- _Records for the task_
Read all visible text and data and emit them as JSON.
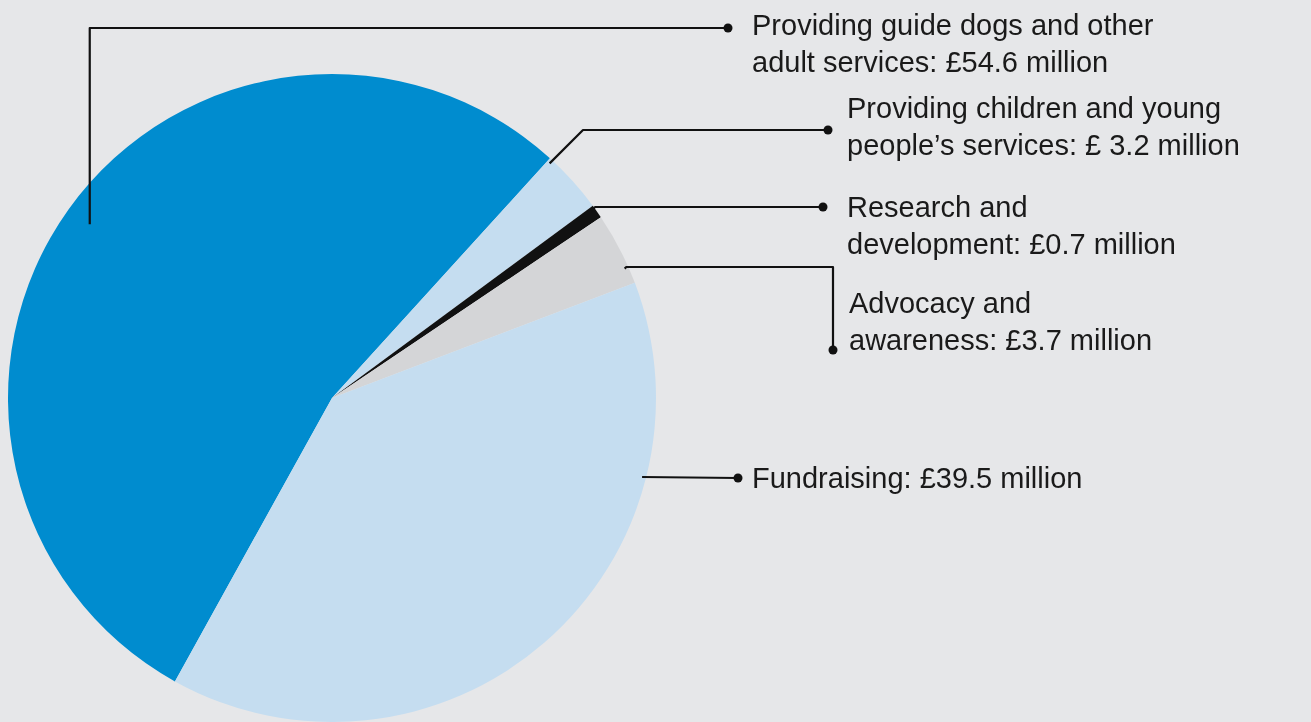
{
  "chart_data": {
    "type": "pie",
    "categories": [
      "Providing guide dogs and other adult services",
      "Providing children and young people’s services",
      "Research and development",
      "Advocacy and awareness",
      "Fundraising"
    ],
    "values": [
      54.6,
      3.2,
      0.7,
      3.7,
      39.5
    ],
    "colors": [
      "#008ccf",
      "#c5ddf0",
      "#111111",
      "#d4d5d7",
      "#c5ddf0"
    ],
    "value_labels": [
      "£54.6 million",
      "£ 3.2 million",
      "£0.7 million",
      "£3.7 million",
      "£39.5 million"
    ]
  }
}
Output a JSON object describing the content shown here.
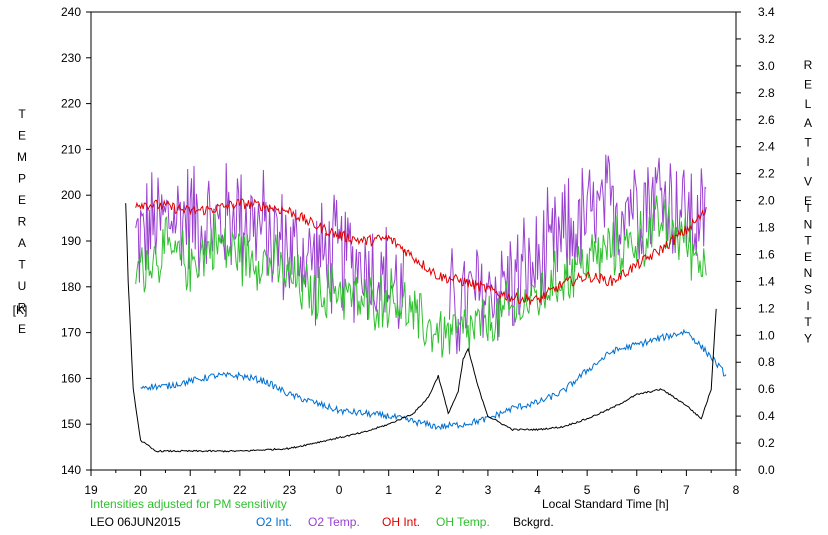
{
  "chart_data": {
    "type": "line",
    "station": "LEO 06JUN2015",
    "note": "Intensities adjusted for PM sensitivity",
    "xlabel": "Local Standard Time [h]",
    "xlim": [
      19,
      32
    ],
    "x_ticks": [
      19,
      20,
      21,
      22,
      23,
      24,
      25,
      26,
      27,
      28,
      29,
      30,
      31,
      32
    ],
    "x_tick_labels": [
      "19",
      "20",
      "21",
      "22",
      "23",
      "0",
      "1",
      "2",
      "3",
      "4",
      "5",
      "6",
      "7",
      "8"
    ],
    "y_left": {
      "label_letters": [
        "T",
        "E",
        "M",
        "P",
        "E",
        "R",
        "A",
        "T",
        "U",
        "R",
        "E"
      ],
      "unit": "[K]",
      "lim": [
        140,
        240
      ],
      "ticks": [
        140,
        150,
        160,
        170,
        180,
        190,
        200,
        210,
        220,
        230,
        240
      ]
    },
    "y_right": {
      "label_letters": [
        "R",
        "E",
        "L",
        "A",
        "T",
        "I",
        "V",
        "E"
      ],
      "label_letters2": [
        "I",
        "N",
        "T",
        "E",
        "N",
        "S",
        "I",
        "T",
        "Y"
      ],
      "lim": [
        0.0,
        3.4
      ],
      "ticks": [
        "0.0",
        "0.2",
        "0.4",
        "0.6",
        "0.8",
        "1.0",
        "1.2",
        "1.4",
        "1.6",
        "1.8",
        "2.0",
        "2.2",
        "2.4",
        "2.6",
        "2.8",
        "3.0",
        "3.2",
        "3.4"
      ]
    },
    "grid": false,
    "series": [
      {
        "name": "O2 Int.",
        "color": "#0070d0",
        "axis": "right",
        "noise": 0.025,
        "x": [
          20.0,
          20.5,
          21.0,
          21.5,
          22.0,
          22.5,
          23.0,
          23.5,
          24.0,
          24.5,
          25.0,
          25.5,
          26.0,
          26.5,
          27.0,
          27.5,
          28.0,
          28.5,
          29.0,
          29.5,
          30.0,
          30.5,
          31.0,
          31.5,
          31.8
        ],
        "y": [
          0.62,
          0.62,
          0.66,
          0.7,
          0.7,
          0.66,
          0.56,
          0.5,
          0.44,
          0.42,
          0.4,
          0.36,
          0.32,
          0.34,
          0.38,
          0.46,
          0.5,
          0.58,
          0.74,
          0.88,
          0.93,
          0.98,
          1.03,
          0.84,
          0.7
        ]
      },
      {
        "name": "O2 Temp.",
        "color": "#9a40d0",
        "axis": "left",
        "noise": 10,
        "x": [
          19.9,
          20.5,
          21.0,
          21.5,
          22.0,
          22.5,
          23.0,
          23.5,
          24.0,
          24.5,
          25.0,
          25.3,
          26.2,
          27.2,
          28.0,
          28.5,
          29.0,
          29.5,
          30.0,
          30.5,
          31.0,
          31.4
        ],
        "y": [
          190,
          195,
          196,
          193,
          197,
          192,
          188,
          186,
          187,
          185,
          181,
          178,
          175,
          180,
          184,
          190,
          195,
          197,
          200,
          201,
          196,
          193
        ]
      },
      {
        "name": "OH Int.",
        "color": "#e00000",
        "axis": "right",
        "noise": 0.04,
        "x": [
          19.9,
          20.5,
          21.0,
          21.5,
          22.0,
          22.5,
          23.0,
          23.5,
          24.0,
          24.5,
          25.0,
          25.3,
          25.5,
          26.0,
          26.5,
          27.0,
          27.5,
          28.0,
          28.5,
          29.0,
          29.5,
          30.0,
          30.5,
          31.0,
          31.4
        ],
        "y": [
          1.98,
          1.96,
          1.92,
          1.94,
          1.98,
          1.96,
          1.92,
          1.82,
          1.74,
          1.7,
          1.72,
          1.64,
          1.58,
          1.44,
          1.4,
          1.34,
          1.28,
          1.26,
          1.38,
          1.44,
          1.4,
          1.52,
          1.64,
          1.78,
          1.92
        ]
      },
      {
        "name": "OH Temp.",
        "color": "#30c030",
        "axis": "left",
        "noise": 5,
        "x": [
          19.9,
          20.5,
          21.0,
          21.5,
          22.0,
          22.5,
          23.0,
          23.5,
          24.0,
          24.5,
          25.0,
          25.3,
          25.5,
          26.0,
          26.5,
          27.0,
          27.5,
          28.0,
          28.5,
          29.0,
          29.5,
          30.0,
          30.5,
          31.0,
          31.4
        ],
        "y": [
          184,
          188,
          185,
          190,
          187,
          186,
          182,
          178,
          180,
          176,
          178,
          176,
          173,
          170,
          170,
          172,
          175,
          178,
          182,
          186,
          188,
          190,
          194,
          190,
          184
        ]
      },
      {
        "name": "Bckgrd.",
        "color": "#000000",
        "axis": "right",
        "noise": 0.006,
        "x": [
          19.7,
          19.75,
          19.85,
          20.0,
          20.3,
          21.0,
          22.0,
          23.0,
          23.5,
          24.0,
          24.5,
          25.0,
          25.5,
          25.8,
          26.0,
          26.2,
          26.4,
          26.5,
          26.6,
          26.8,
          27.0,
          27.5,
          28.0,
          28.5,
          29.0,
          29.5,
          30.0,
          30.5,
          31.0,
          31.3,
          31.5,
          31.6
        ],
        "y": [
          1.98,
          1.4,
          0.6,
          0.22,
          0.14,
          0.14,
          0.14,
          0.16,
          0.2,
          0.24,
          0.28,
          0.34,
          0.42,
          0.54,
          0.7,
          0.42,
          0.58,
          0.82,
          0.9,
          0.62,
          0.4,
          0.3,
          0.3,
          0.32,
          0.38,
          0.46,
          0.56,
          0.6,
          0.48,
          0.38,
          0.6,
          1.2
        ]
      }
    ]
  }
}
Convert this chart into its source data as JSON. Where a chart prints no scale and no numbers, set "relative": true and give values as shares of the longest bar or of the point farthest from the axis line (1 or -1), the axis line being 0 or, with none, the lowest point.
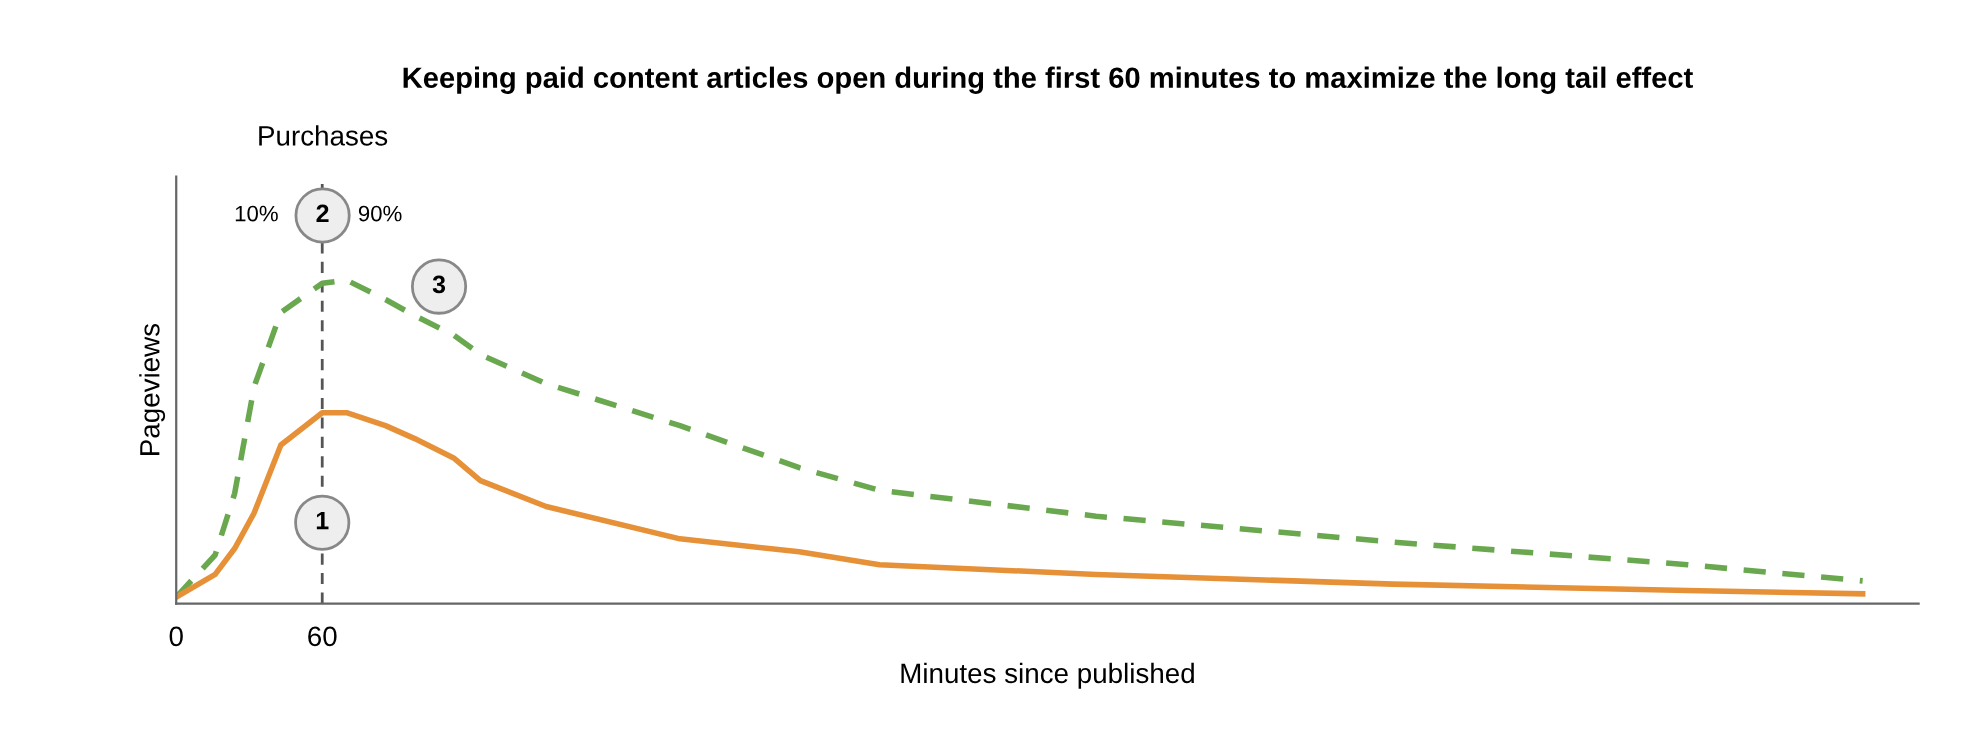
{
  "chart_data": {
    "type": "line",
    "title": "Keeping paid content articles open during the first 60 minutes to maximize the long tail effect",
    "xlabel": "Minutes since published",
    "ylabel": "Pageviews",
    "relative": true,
    "xlim": [
      0,
      716
    ],
    "xticks": [
      0,
      60
    ],
    "grid": false,
    "legend": false,
    "marker": "none",
    "x": [
      0,
      16,
      24,
      32,
      43,
      60,
      70,
      86,
      98,
      114,
      125,
      152,
      207,
      256,
      289,
      378,
      500,
      621,
      693
    ],
    "series": [
      {
        "color": "#6aa84f",
        "line_style": "dashed",
        "values": [
          0.02,
          0.15,
          0.34,
          0.67,
          0.9,
          0.99,
          1.0,
          0.94,
          0.89,
          0.83,
          0.77,
          0.68,
          0.55,
          0.42,
          0.35,
          0.27,
          0.19,
          0.12,
          0.07
        ]
      },
      {
        "color": "#e69138",
        "line_style": "solid",
        "values": [
          0.02,
          0.09,
          0.17,
          0.28,
          0.49,
          0.59,
          0.59,
          0.55,
          0.51,
          0.45,
          0.38,
          0.3,
          0.2,
          0.16,
          0.12,
          0.09,
          0.06,
          0.04,
          0.03
        ]
      }
    ],
    "ref_lines": [
      {
        "axis": "x",
        "value": 60,
        "label": null,
        "color": "#555555",
        "line_style": "dashed"
      }
    ],
    "annotations": [
      "Purchases",
      "10%",
      "2",
      "90%",
      {
        "text": "3",
        "x": 108,
        "y": 0.98
      },
      {
        "text": "1",
        "x": 60,
        "y": 0.25
      }
    ]
  }
}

- _Work instructions_
Scan the material above. Copy each line that holds the word "million".

- _The reply_
      "£54.6 million",
      "£ 3.2 million",
      "£0.7 million",
      "£3.7 million",
      "£39.5 million"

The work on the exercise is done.